Repeat the records below exactly.
** BEGIN **
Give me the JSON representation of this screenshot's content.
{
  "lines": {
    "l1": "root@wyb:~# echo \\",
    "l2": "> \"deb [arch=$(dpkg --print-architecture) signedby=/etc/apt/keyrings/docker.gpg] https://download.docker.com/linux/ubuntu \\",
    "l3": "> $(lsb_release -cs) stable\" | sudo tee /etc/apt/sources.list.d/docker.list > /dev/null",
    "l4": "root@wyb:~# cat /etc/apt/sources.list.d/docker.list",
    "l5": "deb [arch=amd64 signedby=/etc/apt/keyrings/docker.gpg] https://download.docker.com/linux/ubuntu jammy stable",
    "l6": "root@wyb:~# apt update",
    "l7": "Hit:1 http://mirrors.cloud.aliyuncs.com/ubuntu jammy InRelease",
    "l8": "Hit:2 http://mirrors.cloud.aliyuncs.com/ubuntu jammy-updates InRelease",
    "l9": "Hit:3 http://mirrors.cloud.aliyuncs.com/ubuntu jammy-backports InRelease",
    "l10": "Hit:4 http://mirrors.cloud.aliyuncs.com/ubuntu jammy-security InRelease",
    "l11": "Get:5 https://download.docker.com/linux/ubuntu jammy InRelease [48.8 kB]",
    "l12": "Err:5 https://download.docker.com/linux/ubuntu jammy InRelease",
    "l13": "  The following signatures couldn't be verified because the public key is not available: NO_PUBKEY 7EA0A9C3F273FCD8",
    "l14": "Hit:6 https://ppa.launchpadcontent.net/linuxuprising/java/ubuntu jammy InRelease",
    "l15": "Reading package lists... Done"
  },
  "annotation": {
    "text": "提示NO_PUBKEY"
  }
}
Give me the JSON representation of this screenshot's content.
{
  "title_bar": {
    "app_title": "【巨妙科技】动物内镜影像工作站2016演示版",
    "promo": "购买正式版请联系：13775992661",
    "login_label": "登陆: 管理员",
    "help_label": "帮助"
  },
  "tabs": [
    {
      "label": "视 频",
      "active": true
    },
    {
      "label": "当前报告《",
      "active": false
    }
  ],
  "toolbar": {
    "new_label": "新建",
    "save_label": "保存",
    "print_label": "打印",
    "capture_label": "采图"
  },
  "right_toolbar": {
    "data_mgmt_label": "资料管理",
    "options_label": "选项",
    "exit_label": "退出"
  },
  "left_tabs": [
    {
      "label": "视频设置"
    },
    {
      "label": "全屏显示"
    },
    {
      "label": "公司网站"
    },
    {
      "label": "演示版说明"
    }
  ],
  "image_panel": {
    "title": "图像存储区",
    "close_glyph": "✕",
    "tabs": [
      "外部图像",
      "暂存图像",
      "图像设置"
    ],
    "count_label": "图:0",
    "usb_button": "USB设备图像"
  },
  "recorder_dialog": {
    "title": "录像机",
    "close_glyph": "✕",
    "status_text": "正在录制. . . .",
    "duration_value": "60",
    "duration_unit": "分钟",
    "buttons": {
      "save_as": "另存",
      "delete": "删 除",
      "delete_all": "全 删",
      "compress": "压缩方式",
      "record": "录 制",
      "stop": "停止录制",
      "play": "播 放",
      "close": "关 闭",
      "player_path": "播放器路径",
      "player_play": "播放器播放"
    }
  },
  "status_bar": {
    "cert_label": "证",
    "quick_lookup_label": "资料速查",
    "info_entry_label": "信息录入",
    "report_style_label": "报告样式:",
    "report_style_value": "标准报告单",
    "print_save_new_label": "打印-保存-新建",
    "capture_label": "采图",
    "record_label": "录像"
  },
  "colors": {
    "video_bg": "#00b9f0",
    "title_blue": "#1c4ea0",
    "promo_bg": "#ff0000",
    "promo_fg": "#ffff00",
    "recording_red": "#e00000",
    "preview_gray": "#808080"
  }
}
** END **
* _Written response_:
Give me the JSON representation of this screenshot's content.
{
  "lines": {
    "l1": "root@wyb:~# echo \\",
    "l2": "> \"deb [arch=$(dpkg --print-architecture) signedby=/etc/apt/keyrings/docker.gpg] https://download.docker.com/linux/ubuntu \\",
    "l3": "> $(lsb_release -cs) stable\" | sudo tee /etc/apt/sources.list.d/docker.list > /dev/null",
    "l4": "root@wyb:~# cat /etc/apt/sources.list.d/docker.list",
    "l5": "deb [arch=amd64 signedby=/etc/apt/keyrings/docker.gpg] https://download.docker.com/linux/ubuntu jammy stable",
    "l6": "root@wyb:~# apt update",
    "l7": "Hit:1 http://mirrors.cloud.aliyuncs.com/ubuntu jammy InRelease",
    "l8": "Hit:2 http://mirrors.cloud.aliyuncs.com/ubuntu jammy-updates InRelease",
    "l9": "Hit:3 http://mirrors.cloud.aliyuncs.com/ubuntu jammy-backports InRelease",
    "l10": "Hit:4 http://mirrors.cloud.aliyuncs.com/ubuntu jammy-security InRelease",
    "l11": "Get:5 https://download.docker.com/linux/ubuntu jammy InRelease [48.8 kB]",
    "l12": "Err:5 https://download.docker.com/linux/ubuntu jammy InRelease",
    "l13": "  The following signatures couldn't be verified because the public key is not available: NO_PUBKEY 7EA0A9C3F273FCD8",
    "l14": "Hit:6 https://ppa.launchpadcontent.net/linuxuprising/java/ubuntu jammy InRelease",
    "l15": "Reading package lists... Done"
  },
  "annotation": {
    "text": "提示NO_PUBKEY"
  }
}
Give me the JSON representation of this screenshot's content.
{
  "title_bar": {
    "app_title": "【巨妙科技】动物内镜影像工作站2016演示版",
    "promo": "购买正式版请联系：13775992661",
    "login_label": "登陆: 管理员",
    "help_label": "帮助"
  },
  "tabs": [
    {
      "label": "视 频",
      "active": true
    },
    {
      "label": "当前报告《",
      "active": false
    }
  ],
  "toolbar": {
    "new_label": "新建",
    "save_label": "保存",
    "print_label": "打印",
    "capture_label": "采图"
  },
  "right_toolbar": {
    "data_mgmt_label": "资料管理",
    "options_label": "选项",
    "exit_label": "退出"
  },
  "left_tabs": [
    {
      "label": "视频设置"
    },
    {
      "label": "全屏显示"
    },
    {
      "label": "公司网站"
    },
    {
      "label": "演示版说明"
    }
  ],
  "image_panel": {
    "title": "图像存储区",
    "close_glyph": "✕",
    "tabs": [
      "外部图像",
      "暂存图像",
      "图像设置"
    ],
    "count_label": "图:0",
    "usb_button": "USB设备图像"
  },
  "recorder_dialog": {
    "title": "录像机",
    "close_glyph": "✕",
    "status_text": "正在录制. . . .",
    "duration_value": "60",
    "duration_unit": "分钟",
    "buttons": {
      "save_as": "另存",
      "delete": "删 除",
      "delete_all": "全 删",
      "compress": "压缩方式",
      "record": "录 制",
      "stop": "停止录制",
      "play": "播 放",
      "close": "关 闭",
      "player_path": "播放器路径",
      "player_play": "播放器播放"
    }
  },
  "status_bar": {
    "cert_label": "证",
    "quick_lookup_label": "资料速查",
    "info_entry_label": "信息录入",
    "report_style_label": "报告样式:",
    "report_style_value": "标准报告单",
    "print_save_new_label": "打印-保存-新建",
    "capture_label": "采图",
    "record_label": "录像"
  },
  "colors": {
    "video_bg": "#00b9f0",
    "title_blue": "#1c4ea0",
    "promo_bg": "#ff0000",
    "promo_fg": "#ffff00",
    "recording_red": "#e00000",
    "preview_gray": "#808080"
  }
}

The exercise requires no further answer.